» **Problem to work on**:
Update the material below by replacing every "daily-low-point" with "min-temp-marker", leaving everything else unchanged.

Data drawn from a collection:

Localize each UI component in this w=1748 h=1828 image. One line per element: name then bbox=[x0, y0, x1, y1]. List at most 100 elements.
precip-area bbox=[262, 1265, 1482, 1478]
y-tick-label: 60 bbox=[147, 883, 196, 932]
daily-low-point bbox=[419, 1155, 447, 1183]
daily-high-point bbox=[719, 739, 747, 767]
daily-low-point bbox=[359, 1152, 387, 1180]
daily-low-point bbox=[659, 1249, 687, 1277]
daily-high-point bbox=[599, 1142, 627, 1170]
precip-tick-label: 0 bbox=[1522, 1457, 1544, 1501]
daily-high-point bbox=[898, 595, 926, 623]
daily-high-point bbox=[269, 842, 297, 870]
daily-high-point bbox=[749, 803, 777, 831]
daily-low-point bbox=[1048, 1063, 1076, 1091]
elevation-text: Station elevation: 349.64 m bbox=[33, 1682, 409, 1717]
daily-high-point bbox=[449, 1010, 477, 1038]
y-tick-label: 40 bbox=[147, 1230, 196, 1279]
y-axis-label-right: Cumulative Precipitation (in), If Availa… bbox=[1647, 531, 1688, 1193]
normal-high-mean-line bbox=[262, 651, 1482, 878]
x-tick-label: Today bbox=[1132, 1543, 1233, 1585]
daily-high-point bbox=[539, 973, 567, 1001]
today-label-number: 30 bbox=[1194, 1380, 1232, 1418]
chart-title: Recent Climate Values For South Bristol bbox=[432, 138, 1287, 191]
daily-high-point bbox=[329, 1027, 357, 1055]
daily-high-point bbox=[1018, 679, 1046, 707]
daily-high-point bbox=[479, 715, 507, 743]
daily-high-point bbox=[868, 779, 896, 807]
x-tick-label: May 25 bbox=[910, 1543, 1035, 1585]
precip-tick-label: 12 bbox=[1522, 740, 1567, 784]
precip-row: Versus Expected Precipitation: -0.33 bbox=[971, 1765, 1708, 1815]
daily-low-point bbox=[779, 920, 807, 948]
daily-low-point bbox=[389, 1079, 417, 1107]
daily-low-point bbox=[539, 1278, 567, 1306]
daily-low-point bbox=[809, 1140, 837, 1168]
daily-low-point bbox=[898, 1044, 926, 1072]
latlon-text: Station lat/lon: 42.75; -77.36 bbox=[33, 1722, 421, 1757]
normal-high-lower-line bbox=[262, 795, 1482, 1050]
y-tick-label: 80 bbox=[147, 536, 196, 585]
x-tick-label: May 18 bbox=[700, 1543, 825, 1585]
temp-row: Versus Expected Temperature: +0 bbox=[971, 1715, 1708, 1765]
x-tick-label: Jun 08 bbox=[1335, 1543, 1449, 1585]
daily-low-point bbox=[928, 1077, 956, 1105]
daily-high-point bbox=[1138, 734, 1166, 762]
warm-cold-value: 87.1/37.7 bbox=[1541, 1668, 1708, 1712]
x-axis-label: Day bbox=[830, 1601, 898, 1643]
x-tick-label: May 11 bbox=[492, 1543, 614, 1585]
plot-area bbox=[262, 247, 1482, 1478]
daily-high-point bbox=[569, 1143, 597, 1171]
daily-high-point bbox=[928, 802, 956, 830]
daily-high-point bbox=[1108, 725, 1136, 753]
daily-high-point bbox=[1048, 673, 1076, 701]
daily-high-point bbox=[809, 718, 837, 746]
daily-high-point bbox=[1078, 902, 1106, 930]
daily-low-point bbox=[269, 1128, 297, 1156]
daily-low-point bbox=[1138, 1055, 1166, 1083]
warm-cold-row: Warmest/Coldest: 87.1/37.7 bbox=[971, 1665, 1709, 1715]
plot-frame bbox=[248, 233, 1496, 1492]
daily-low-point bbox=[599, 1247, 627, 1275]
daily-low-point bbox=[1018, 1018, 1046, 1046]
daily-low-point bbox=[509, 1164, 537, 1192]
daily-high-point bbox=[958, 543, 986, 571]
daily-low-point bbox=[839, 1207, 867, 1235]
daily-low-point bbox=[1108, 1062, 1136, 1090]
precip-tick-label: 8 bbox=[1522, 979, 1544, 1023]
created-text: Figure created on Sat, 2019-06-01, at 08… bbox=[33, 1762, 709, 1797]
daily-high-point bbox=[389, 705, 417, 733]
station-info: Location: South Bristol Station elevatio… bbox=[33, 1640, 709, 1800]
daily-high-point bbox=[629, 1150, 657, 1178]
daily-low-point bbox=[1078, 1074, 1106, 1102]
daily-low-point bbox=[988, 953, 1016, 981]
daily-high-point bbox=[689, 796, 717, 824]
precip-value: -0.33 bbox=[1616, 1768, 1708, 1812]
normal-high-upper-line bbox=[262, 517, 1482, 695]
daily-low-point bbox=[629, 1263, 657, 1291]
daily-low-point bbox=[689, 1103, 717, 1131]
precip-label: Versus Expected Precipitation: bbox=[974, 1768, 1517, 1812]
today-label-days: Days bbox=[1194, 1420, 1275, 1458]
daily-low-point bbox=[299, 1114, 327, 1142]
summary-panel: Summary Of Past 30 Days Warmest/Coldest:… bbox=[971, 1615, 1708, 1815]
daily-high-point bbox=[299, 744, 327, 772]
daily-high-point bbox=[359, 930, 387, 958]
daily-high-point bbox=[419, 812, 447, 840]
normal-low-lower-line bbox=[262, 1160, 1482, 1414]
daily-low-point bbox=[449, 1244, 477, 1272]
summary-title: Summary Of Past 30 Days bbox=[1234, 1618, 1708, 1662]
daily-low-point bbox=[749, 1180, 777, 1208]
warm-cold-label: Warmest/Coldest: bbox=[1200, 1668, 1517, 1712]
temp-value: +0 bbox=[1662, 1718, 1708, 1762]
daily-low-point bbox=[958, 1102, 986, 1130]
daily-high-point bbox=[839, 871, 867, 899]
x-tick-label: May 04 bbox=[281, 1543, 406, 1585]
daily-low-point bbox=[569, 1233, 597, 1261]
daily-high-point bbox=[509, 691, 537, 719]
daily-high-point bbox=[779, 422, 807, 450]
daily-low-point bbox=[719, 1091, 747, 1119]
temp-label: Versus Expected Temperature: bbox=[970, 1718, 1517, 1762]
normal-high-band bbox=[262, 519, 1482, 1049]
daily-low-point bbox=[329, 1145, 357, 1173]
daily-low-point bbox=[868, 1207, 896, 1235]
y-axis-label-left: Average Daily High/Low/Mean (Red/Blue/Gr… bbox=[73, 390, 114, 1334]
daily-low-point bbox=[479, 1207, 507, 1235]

» **Solution to this problem**:
Localize each UI component in this w=1748 h=1828 image. One line per element: name then bbox=[x0, y0, x1, y1]. List at most 100 elements.
precip-area bbox=[262, 1265, 1482, 1478]
y-tick-label: 60 bbox=[147, 883, 196, 932]
min-temp-marker bbox=[419, 1155, 447, 1183]
daily-high-point bbox=[719, 739, 747, 767]
min-temp-marker bbox=[359, 1152, 387, 1180]
min-temp-marker bbox=[659, 1249, 687, 1277]
daily-high-point bbox=[599, 1142, 627, 1170]
precip-tick-label: 0 bbox=[1522, 1457, 1544, 1501]
daily-high-point bbox=[898, 595, 926, 623]
daily-high-point bbox=[269, 842, 297, 870]
daily-high-point bbox=[749, 803, 777, 831]
min-temp-marker bbox=[1048, 1063, 1076, 1091]
elevation-text: Station elevation: 349.64 m bbox=[33, 1682, 409, 1717]
daily-high-point bbox=[449, 1010, 477, 1038]
y-tick-label: 40 bbox=[147, 1230, 196, 1279]
y-axis-label-right: Cumulative Precipitation (in), If Availa… bbox=[1647, 531, 1688, 1193]
normal-high-mean-line bbox=[262, 651, 1482, 878]
x-tick-label: Today bbox=[1132, 1543, 1233, 1585]
daily-high-point bbox=[539, 973, 567, 1001]
today-label-number: 30 bbox=[1194, 1380, 1232, 1418]
chart-title: Recent Climate Values For South Bristol bbox=[432, 138, 1287, 191]
daily-high-point bbox=[329, 1027, 357, 1055]
daily-high-point bbox=[1018, 679, 1046, 707]
daily-high-point bbox=[479, 715, 507, 743]
daily-high-point bbox=[868, 779, 896, 807]
x-tick-label: May 25 bbox=[910, 1543, 1035, 1585]
precip-tick-label: 12 bbox=[1522, 740, 1567, 784]
precip-row: Versus Expected Precipitation: -0.33 bbox=[971, 1765, 1708, 1815]
min-temp-marker bbox=[779, 920, 807, 948]
min-temp-marker bbox=[389, 1079, 417, 1107]
min-temp-marker bbox=[539, 1278, 567, 1306]
min-temp-marker bbox=[809, 1140, 837, 1168]
min-temp-marker bbox=[898, 1044, 926, 1072]
latlon-text: Station lat/lon: 42.75; -77.36 bbox=[33, 1722, 421, 1757]
normal-high-lower-line bbox=[262, 795, 1482, 1050]
y-tick-label: 80 bbox=[147, 536, 196, 585]
x-tick-label: May 18 bbox=[700, 1543, 825, 1585]
temp-row: Versus Expected Temperature: +0 bbox=[971, 1715, 1708, 1765]
x-tick-label: Jun 08 bbox=[1335, 1543, 1449, 1585]
min-temp-marker bbox=[928, 1077, 956, 1105]
daily-high-point bbox=[1138, 734, 1166, 762]
warm-cold-value: 87.1/37.7 bbox=[1541, 1668, 1708, 1712]
x-axis-label: Day bbox=[830, 1601, 898, 1643]
x-tick-label: May 11 bbox=[492, 1543, 614, 1585]
plot-area bbox=[262, 247, 1482, 1478]
daily-high-point bbox=[569, 1143, 597, 1171]
daily-high-point bbox=[928, 802, 956, 830]
daily-high-point bbox=[1108, 725, 1136, 753]
daily-high-point bbox=[1048, 673, 1076, 701]
daily-high-point bbox=[809, 718, 837, 746]
daily-high-point bbox=[1078, 902, 1106, 930]
min-temp-marker bbox=[269, 1128, 297, 1156]
min-temp-marker bbox=[1138, 1055, 1166, 1083]
warm-cold-row: Warmest/Coldest: 87.1/37.7 bbox=[971, 1665, 1709, 1715]
plot-frame bbox=[248, 233, 1496, 1492]
min-temp-marker bbox=[599, 1247, 627, 1275]
min-temp-marker bbox=[1018, 1018, 1046, 1046]
min-temp-marker bbox=[509, 1164, 537, 1192]
daily-high-point bbox=[958, 543, 986, 571]
min-temp-marker bbox=[839, 1207, 867, 1235]
min-temp-marker bbox=[1108, 1062, 1136, 1090]
precip-tick-label: 8 bbox=[1522, 979, 1544, 1023]
created-text: Figure created on Sat, 2019-06-01, at 08… bbox=[33, 1762, 709, 1797]
daily-high-point bbox=[389, 705, 417, 733]
station-info: Location: South Bristol Station elevatio… bbox=[33, 1640, 709, 1800]
daily-high-point bbox=[629, 1150, 657, 1178]
min-temp-marker bbox=[1078, 1074, 1106, 1102]
min-temp-marker bbox=[988, 953, 1016, 981]
daily-high-point bbox=[689, 796, 717, 824]
precip-value: -0.33 bbox=[1616, 1768, 1708, 1812]
normal-high-upper-line bbox=[262, 517, 1482, 695]
min-temp-marker bbox=[629, 1263, 657, 1291]
min-temp-marker bbox=[689, 1103, 717, 1131]
precip-label: Versus Expected Precipitation: bbox=[974, 1768, 1517, 1812]
today-label-days: Days bbox=[1194, 1420, 1275, 1458]
min-temp-marker bbox=[299, 1114, 327, 1142]
summary-panel: Summary Of Past 30 Days Warmest/Coldest:… bbox=[971, 1615, 1708, 1815]
daily-high-point bbox=[299, 744, 327, 772]
daily-high-point bbox=[359, 930, 387, 958]
daily-high-point bbox=[419, 812, 447, 840]
normal-low-lower-line bbox=[262, 1160, 1482, 1414]
min-temp-marker bbox=[449, 1244, 477, 1272]
summary-title: Summary Of Past 30 Days bbox=[1234, 1618, 1708, 1662]
min-temp-marker bbox=[749, 1180, 777, 1208]
warm-cold-label: Warmest/Coldest: bbox=[1200, 1668, 1517, 1712]
temp-value: +0 bbox=[1662, 1718, 1708, 1762]
min-temp-marker bbox=[958, 1102, 986, 1130]
daily-high-point bbox=[839, 871, 867, 899]
x-tick-label: May 04 bbox=[281, 1543, 406, 1585]
min-temp-marker bbox=[569, 1233, 597, 1261]
daily-high-point bbox=[509, 691, 537, 719]
daily-high-point bbox=[779, 422, 807, 450]
min-temp-marker bbox=[719, 1091, 747, 1119]
temp-label: Versus Expected Temperature: bbox=[970, 1718, 1517, 1762]
normal-high-band bbox=[262, 519, 1482, 1049]
min-temp-marker bbox=[329, 1145, 357, 1173]
min-temp-marker bbox=[868, 1207, 896, 1235]
y-axis-label-left: Average Daily High/Low/Mean (Red/Blue/Gr… bbox=[73, 390, 114, 1334]
min-temp-marker bbox=[479, 1207, 507, 1235]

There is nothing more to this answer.